__WHAT TO DO__:
Count the lines that hold the string "Berechnung". Reply with the number alone.

** START RECORDS FOR THE EXERCISE **

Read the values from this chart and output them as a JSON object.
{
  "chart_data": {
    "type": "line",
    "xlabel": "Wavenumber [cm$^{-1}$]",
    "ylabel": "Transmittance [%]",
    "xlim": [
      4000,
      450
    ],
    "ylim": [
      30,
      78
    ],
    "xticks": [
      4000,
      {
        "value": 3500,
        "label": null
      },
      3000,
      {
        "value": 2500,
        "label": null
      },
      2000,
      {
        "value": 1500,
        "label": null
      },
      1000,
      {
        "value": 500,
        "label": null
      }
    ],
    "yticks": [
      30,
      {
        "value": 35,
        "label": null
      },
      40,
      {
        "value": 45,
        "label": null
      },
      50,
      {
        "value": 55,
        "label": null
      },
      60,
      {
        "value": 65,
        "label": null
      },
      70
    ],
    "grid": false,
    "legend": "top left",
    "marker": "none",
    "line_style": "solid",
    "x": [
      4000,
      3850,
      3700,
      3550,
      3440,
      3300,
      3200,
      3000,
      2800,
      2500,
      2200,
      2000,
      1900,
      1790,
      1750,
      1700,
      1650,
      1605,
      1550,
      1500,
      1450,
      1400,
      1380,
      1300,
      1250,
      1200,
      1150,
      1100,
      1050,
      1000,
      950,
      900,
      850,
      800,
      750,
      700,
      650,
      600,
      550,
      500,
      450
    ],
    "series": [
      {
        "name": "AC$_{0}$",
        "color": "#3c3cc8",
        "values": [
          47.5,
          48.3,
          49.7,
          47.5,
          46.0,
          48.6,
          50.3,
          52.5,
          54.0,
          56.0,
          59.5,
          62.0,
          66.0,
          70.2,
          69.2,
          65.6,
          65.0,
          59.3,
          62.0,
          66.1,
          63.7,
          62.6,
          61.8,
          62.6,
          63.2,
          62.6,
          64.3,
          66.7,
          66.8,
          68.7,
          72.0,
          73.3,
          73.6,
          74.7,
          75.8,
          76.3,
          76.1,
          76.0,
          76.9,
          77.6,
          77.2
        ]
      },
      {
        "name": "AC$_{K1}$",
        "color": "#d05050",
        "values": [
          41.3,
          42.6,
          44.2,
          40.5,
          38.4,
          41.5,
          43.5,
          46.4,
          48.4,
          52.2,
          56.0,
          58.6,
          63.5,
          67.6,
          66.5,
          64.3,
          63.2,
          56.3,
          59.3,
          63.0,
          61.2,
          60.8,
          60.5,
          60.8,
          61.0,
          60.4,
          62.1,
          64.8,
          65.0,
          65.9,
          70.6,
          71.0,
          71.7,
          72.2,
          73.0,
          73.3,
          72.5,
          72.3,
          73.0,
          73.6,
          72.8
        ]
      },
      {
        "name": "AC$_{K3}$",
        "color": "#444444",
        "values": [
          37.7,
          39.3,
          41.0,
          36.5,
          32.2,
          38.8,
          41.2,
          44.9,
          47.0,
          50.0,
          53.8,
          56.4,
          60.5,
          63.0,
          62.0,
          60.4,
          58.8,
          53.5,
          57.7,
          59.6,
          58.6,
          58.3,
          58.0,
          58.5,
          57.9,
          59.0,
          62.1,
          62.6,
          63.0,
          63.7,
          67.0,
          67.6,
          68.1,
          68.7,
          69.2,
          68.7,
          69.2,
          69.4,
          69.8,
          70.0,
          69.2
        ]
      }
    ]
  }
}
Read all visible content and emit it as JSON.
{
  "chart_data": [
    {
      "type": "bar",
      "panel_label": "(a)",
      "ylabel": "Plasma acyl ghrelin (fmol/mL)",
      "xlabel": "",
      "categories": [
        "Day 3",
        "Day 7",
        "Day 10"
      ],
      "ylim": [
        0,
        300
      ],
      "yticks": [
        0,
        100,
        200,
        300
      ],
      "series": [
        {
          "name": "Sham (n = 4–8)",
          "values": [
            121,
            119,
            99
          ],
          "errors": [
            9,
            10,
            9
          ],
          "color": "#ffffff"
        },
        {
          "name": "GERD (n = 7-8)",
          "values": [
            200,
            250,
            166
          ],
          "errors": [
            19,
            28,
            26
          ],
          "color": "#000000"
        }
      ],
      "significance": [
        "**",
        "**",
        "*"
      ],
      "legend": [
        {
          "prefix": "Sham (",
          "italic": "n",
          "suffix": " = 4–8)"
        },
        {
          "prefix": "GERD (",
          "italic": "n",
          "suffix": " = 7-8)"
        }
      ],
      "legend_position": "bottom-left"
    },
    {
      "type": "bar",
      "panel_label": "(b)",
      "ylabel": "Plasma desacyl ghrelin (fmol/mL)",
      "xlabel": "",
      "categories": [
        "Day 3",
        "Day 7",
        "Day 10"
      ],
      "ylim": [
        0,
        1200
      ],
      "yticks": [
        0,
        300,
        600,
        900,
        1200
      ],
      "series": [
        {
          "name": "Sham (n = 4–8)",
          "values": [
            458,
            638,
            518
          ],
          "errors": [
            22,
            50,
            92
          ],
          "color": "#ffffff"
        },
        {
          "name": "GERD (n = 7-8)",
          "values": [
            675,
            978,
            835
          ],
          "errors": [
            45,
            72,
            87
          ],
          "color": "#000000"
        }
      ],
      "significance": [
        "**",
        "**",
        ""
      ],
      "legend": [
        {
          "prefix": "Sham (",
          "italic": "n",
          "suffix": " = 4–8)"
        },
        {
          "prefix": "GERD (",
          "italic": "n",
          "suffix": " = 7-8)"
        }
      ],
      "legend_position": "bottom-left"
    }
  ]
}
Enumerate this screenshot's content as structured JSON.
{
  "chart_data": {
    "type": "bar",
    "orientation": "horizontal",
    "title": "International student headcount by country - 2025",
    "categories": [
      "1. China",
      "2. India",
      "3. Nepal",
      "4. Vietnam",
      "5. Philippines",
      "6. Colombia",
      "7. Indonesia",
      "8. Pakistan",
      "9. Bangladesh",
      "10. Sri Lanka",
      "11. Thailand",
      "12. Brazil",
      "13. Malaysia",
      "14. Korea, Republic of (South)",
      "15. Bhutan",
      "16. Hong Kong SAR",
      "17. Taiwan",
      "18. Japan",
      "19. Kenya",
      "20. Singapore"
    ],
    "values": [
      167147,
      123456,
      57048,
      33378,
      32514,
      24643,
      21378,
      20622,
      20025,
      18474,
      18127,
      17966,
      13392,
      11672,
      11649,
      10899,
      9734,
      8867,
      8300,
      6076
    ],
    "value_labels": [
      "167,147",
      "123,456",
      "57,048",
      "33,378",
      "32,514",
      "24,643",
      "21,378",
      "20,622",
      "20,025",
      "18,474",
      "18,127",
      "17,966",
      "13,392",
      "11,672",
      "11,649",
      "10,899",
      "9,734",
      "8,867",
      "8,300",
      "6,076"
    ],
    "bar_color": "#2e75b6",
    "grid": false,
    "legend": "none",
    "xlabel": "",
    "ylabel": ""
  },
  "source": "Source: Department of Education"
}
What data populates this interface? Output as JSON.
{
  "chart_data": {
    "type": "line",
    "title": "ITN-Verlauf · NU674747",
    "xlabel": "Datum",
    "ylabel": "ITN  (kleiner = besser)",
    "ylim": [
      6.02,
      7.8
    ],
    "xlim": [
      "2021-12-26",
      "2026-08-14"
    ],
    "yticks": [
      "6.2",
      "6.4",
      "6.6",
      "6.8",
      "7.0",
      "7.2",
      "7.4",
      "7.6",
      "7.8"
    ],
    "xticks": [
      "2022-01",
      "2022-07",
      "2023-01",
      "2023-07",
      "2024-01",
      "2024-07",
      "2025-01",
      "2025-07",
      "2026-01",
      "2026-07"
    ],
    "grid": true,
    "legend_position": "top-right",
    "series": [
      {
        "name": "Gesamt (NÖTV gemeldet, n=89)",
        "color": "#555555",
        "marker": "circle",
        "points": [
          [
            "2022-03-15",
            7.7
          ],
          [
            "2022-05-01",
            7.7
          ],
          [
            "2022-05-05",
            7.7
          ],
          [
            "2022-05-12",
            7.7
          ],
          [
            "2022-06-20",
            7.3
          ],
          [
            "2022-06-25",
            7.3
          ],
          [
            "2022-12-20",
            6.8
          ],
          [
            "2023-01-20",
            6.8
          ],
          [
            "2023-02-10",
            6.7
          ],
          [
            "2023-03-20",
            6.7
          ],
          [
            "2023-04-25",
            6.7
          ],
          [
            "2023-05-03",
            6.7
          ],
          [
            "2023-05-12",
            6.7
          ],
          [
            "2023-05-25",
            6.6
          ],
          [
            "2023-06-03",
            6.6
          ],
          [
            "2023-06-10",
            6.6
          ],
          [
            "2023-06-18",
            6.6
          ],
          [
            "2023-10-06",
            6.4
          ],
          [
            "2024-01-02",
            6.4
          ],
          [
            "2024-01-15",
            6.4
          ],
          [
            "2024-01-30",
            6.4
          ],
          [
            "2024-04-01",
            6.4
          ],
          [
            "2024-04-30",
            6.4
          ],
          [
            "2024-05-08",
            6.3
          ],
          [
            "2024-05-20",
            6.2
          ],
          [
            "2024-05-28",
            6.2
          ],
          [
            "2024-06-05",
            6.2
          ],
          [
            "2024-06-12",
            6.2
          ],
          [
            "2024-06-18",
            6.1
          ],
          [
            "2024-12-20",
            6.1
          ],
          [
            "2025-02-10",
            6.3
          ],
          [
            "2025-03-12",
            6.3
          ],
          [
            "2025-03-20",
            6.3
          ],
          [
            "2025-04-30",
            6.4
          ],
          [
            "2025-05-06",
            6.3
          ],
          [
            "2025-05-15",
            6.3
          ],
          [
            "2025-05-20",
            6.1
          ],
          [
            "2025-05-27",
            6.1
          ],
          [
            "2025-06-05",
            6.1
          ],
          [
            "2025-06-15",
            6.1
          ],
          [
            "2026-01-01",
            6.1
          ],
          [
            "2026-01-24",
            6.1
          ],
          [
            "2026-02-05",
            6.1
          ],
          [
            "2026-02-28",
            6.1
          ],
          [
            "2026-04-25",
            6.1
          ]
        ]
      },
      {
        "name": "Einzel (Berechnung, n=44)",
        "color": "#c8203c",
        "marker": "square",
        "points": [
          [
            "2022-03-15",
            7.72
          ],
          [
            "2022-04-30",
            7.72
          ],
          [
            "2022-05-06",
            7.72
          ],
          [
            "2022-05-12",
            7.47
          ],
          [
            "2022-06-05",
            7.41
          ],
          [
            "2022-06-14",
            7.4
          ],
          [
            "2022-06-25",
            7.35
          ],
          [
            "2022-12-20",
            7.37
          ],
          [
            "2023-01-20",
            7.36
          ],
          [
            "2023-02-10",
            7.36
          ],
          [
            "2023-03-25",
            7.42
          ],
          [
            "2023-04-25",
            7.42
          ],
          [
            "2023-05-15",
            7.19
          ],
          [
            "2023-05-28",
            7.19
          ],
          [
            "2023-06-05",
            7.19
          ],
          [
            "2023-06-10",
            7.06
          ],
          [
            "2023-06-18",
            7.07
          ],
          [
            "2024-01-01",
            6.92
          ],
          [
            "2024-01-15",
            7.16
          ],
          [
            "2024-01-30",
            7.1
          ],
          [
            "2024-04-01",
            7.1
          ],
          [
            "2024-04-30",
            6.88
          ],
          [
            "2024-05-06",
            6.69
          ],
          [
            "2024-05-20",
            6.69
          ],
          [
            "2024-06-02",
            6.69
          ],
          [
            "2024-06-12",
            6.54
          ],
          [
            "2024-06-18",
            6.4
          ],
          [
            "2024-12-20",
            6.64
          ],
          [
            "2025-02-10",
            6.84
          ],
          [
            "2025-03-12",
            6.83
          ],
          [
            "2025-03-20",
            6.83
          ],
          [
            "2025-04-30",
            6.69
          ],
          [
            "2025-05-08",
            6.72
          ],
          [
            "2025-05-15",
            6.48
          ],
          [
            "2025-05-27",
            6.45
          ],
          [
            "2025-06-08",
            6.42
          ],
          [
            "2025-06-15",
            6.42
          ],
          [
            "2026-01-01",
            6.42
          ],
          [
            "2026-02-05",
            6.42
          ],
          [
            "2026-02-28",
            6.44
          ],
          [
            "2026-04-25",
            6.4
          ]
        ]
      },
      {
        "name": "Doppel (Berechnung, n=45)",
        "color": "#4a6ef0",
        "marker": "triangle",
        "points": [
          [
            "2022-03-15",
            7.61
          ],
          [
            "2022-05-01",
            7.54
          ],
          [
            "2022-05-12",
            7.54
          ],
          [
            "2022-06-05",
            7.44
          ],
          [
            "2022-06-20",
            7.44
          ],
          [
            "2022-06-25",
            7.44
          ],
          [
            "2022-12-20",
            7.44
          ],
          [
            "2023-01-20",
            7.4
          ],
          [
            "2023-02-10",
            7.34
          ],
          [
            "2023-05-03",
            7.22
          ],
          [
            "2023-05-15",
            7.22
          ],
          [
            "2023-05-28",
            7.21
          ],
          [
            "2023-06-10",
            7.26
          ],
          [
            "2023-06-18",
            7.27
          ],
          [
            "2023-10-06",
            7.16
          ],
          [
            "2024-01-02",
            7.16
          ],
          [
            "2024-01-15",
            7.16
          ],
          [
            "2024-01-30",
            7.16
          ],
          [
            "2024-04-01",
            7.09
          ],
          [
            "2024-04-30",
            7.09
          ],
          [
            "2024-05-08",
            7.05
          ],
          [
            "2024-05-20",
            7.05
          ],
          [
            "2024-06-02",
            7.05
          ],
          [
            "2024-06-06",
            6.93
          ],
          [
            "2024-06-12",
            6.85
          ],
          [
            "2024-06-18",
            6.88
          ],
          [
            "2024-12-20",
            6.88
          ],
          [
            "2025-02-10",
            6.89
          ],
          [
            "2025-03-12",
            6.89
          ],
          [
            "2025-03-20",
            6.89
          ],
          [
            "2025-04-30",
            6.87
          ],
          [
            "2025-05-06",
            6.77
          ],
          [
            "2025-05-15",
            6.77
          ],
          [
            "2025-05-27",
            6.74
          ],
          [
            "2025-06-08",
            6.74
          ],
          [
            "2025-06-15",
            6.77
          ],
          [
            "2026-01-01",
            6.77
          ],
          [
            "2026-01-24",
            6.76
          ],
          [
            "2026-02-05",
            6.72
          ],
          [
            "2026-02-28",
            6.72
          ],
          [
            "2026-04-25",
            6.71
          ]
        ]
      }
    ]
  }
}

** END RECORDS FOR THE EXERCISE **

__TASK RESPONSE__:
2